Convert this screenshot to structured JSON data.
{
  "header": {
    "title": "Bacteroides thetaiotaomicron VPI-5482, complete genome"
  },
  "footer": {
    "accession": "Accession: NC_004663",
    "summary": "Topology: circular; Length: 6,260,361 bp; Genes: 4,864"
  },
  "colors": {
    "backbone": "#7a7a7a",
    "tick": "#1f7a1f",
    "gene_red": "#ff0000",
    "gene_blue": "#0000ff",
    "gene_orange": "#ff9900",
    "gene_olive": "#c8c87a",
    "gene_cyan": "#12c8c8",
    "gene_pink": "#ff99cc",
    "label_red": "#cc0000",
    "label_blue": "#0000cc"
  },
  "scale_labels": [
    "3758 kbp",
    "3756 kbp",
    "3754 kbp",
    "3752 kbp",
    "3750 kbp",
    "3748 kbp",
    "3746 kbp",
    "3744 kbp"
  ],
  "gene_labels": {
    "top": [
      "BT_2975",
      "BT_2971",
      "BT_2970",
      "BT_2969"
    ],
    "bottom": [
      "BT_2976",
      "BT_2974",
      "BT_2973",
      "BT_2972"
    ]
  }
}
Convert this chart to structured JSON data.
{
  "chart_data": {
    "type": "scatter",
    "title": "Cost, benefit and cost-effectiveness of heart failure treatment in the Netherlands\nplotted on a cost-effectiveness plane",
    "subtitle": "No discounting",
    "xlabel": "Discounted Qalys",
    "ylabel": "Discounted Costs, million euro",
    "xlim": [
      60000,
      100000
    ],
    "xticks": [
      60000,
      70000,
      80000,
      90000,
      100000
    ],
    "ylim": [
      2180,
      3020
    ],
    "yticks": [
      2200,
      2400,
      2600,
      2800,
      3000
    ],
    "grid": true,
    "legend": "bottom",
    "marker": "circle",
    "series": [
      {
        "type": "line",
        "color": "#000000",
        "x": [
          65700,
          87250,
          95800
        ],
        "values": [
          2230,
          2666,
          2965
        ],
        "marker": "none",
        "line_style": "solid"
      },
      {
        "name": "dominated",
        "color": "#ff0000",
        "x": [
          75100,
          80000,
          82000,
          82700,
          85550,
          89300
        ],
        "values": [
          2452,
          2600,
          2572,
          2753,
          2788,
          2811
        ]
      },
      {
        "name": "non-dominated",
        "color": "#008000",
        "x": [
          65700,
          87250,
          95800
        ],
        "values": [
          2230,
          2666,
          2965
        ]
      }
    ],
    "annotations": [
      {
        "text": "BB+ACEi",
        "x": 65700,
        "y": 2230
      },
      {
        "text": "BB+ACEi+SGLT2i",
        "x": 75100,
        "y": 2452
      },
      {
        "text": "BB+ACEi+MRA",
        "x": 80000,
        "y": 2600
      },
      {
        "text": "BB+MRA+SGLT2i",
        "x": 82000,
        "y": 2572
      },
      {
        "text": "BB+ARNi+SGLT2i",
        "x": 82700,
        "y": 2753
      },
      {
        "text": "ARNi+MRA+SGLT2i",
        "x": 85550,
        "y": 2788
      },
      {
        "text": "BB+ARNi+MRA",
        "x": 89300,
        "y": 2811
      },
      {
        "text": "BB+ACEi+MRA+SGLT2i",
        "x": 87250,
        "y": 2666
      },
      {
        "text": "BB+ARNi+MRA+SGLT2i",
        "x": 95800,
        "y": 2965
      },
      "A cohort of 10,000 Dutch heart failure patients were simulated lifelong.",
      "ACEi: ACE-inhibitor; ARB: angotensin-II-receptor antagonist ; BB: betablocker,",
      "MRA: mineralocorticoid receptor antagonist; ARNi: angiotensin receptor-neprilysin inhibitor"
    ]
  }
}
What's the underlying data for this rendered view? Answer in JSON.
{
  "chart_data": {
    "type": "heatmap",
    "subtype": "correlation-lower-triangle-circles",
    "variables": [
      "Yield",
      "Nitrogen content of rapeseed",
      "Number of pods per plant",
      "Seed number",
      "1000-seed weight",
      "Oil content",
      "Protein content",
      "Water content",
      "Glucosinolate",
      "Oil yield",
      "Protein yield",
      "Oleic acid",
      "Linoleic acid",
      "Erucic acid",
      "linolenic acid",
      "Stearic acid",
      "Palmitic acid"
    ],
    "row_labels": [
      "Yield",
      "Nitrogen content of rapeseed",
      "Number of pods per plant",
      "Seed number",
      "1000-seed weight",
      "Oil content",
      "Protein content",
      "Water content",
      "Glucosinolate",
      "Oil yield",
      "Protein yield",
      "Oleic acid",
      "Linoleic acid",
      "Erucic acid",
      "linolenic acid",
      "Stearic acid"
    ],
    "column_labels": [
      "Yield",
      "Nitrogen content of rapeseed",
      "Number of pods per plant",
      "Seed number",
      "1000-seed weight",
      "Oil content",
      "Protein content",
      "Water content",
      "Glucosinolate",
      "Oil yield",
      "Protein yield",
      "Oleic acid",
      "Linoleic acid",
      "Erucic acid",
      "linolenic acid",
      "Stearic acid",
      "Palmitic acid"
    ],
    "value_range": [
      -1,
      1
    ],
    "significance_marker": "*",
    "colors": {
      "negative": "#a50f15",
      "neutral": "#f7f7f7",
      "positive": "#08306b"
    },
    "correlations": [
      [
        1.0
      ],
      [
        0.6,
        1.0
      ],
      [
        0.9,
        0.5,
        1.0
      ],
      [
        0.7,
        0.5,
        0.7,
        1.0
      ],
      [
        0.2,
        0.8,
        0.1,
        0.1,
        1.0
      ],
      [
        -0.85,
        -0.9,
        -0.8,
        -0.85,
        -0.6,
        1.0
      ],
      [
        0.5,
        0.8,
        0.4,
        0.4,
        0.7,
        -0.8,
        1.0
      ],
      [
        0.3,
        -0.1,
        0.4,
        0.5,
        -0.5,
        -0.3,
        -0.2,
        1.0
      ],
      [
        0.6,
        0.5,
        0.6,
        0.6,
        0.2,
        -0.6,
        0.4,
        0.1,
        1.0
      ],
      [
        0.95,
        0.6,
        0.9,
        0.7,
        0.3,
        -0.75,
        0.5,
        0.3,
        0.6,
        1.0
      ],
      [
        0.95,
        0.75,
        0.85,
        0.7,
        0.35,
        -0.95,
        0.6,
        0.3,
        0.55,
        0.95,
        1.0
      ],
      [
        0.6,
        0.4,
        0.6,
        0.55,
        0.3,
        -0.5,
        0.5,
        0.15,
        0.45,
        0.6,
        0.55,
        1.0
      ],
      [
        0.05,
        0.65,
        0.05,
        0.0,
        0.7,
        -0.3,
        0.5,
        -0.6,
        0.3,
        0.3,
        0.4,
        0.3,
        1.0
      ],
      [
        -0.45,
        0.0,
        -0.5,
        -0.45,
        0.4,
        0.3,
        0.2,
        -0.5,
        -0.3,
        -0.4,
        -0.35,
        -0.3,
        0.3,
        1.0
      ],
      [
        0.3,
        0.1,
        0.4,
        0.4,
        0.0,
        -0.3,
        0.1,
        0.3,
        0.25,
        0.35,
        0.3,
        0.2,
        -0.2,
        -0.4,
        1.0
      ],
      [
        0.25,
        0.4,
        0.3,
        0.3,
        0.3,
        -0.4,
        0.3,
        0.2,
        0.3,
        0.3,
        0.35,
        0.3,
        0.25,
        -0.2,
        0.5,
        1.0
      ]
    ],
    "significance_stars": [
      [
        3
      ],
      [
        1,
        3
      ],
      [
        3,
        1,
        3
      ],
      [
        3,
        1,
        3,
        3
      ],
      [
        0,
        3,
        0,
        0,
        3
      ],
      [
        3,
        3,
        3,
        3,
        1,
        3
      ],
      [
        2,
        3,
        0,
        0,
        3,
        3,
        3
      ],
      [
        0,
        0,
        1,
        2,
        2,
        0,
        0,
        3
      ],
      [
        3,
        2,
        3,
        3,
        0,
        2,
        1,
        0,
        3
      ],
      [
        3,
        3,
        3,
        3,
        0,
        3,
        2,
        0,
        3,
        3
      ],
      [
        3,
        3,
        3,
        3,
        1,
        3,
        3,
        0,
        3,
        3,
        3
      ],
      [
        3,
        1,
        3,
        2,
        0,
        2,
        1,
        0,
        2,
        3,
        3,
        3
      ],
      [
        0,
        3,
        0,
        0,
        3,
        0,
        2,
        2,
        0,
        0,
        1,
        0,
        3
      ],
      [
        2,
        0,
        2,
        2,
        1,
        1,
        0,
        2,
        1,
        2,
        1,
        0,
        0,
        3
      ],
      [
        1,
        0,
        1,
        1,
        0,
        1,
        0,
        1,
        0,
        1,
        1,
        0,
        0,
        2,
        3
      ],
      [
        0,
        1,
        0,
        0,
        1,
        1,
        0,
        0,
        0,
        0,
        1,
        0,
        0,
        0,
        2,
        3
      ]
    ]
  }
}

**About this task**:
I need every line from the material that contains the word "Convert".

**Exercise response**:
Convert this screenshot to structured JSON data.
Convert this chart to structured JSON data.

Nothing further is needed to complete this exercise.